### Instructions for the task:
Gather all lines with the word "инвестиций" in them.

───── Dataset rows

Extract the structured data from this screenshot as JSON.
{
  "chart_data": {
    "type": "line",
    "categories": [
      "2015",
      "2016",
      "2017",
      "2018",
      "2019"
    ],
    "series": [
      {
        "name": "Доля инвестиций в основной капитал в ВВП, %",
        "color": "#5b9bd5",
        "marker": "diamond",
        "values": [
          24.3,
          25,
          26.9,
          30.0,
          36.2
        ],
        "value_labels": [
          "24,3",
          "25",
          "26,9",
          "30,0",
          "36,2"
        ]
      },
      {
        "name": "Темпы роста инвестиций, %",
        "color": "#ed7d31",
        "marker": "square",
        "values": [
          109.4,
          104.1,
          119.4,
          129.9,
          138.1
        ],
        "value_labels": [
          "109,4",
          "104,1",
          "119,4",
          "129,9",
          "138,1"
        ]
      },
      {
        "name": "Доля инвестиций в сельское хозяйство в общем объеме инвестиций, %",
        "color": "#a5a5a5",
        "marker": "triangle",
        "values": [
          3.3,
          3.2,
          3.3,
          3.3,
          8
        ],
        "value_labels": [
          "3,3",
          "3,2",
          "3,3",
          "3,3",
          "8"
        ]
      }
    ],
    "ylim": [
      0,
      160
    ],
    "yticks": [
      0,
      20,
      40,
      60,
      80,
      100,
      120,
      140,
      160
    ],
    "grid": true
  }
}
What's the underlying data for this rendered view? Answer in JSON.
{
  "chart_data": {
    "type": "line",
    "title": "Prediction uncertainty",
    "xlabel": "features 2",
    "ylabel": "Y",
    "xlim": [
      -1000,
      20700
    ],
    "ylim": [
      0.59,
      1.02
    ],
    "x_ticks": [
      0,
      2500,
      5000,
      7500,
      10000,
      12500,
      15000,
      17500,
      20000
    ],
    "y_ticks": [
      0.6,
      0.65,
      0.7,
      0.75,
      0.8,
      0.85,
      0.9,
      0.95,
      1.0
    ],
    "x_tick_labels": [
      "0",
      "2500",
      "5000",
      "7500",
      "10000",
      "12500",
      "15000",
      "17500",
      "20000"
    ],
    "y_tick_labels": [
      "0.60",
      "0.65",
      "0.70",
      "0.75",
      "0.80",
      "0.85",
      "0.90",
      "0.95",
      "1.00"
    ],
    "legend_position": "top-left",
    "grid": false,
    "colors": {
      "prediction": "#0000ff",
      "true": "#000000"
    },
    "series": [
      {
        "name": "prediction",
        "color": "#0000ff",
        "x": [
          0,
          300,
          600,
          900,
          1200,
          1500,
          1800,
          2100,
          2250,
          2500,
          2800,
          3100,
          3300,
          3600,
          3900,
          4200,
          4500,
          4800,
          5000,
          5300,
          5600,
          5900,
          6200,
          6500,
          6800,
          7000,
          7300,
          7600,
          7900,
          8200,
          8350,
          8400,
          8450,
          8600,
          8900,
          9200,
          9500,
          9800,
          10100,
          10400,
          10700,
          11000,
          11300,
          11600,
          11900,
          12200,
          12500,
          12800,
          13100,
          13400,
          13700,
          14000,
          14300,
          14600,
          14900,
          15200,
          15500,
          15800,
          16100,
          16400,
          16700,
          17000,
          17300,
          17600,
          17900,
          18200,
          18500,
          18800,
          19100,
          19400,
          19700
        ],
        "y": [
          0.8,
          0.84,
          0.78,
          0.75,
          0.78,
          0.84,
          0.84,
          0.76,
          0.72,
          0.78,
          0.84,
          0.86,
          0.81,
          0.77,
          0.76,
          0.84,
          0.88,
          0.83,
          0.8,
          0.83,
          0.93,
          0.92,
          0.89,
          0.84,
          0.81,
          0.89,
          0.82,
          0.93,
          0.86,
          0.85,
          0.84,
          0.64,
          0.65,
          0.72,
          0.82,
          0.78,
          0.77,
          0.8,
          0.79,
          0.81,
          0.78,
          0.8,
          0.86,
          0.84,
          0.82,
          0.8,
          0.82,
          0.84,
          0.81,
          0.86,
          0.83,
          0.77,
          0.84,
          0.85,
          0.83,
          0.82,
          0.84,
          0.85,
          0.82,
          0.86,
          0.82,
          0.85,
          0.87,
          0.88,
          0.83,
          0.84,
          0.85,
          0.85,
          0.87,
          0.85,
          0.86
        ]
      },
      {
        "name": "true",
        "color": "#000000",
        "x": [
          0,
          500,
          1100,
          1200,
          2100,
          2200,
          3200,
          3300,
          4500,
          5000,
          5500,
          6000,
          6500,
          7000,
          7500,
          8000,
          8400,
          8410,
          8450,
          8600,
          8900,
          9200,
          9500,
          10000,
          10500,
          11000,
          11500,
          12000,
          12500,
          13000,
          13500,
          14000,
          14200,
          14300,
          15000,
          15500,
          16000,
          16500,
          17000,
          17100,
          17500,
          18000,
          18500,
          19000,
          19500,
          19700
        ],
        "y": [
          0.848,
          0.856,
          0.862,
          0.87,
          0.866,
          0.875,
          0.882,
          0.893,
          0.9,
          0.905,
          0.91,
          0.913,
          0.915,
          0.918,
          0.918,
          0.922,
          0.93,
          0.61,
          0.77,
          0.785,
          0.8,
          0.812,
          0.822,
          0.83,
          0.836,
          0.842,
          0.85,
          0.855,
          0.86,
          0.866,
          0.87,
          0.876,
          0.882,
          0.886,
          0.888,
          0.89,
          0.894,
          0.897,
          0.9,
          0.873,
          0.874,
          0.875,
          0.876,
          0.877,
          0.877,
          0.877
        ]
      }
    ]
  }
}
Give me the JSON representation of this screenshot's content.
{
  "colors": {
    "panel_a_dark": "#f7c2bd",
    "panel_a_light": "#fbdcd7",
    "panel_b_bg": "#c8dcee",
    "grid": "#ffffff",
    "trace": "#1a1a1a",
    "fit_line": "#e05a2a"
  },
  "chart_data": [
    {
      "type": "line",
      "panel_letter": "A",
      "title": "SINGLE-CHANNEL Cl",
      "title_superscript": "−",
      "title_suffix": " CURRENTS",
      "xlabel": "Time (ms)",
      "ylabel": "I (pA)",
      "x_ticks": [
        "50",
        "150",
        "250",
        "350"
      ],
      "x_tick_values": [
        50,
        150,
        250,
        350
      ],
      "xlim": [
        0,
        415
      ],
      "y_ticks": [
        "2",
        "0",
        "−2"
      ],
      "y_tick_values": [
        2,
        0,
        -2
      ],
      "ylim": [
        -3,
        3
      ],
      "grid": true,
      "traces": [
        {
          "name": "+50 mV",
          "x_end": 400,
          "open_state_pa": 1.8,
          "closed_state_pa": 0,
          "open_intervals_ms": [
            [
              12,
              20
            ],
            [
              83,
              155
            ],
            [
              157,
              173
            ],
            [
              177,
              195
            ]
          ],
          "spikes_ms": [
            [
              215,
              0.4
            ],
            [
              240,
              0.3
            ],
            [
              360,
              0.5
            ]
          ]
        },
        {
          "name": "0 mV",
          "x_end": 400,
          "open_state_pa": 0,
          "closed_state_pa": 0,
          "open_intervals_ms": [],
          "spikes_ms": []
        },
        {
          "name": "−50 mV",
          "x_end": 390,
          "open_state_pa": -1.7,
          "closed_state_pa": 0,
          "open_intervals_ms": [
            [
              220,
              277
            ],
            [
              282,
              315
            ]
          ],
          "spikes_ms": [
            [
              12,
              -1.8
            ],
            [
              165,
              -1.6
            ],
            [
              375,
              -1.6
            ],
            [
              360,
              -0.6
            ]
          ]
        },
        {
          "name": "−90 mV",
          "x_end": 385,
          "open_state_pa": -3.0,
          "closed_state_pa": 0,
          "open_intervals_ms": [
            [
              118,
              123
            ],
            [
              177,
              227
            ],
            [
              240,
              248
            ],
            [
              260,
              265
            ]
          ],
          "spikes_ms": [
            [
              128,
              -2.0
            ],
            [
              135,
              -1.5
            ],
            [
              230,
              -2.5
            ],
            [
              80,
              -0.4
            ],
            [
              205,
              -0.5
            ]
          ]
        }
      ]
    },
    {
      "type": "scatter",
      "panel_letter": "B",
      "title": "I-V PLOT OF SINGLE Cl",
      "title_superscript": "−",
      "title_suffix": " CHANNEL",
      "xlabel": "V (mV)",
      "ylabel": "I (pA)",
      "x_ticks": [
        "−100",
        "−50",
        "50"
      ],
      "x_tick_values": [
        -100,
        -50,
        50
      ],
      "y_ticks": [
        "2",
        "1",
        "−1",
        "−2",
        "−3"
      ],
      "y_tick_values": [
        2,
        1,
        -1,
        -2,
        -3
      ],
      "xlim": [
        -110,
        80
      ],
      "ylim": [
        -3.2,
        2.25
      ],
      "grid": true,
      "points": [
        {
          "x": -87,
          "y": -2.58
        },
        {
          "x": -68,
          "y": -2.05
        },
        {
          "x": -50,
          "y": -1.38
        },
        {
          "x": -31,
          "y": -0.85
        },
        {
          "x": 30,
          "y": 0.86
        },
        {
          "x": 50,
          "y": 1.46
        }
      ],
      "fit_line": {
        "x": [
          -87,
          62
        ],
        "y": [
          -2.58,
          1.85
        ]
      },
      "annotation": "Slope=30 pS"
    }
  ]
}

──────────

### Output:
        "name": "Доля инвестиций в основной капитал в ВВП, %",
        "name": "Темпы роста инвестиций, %",
        "name": "Доля инвестиций в сельское хозяйство в общем объеме инвестиций, %",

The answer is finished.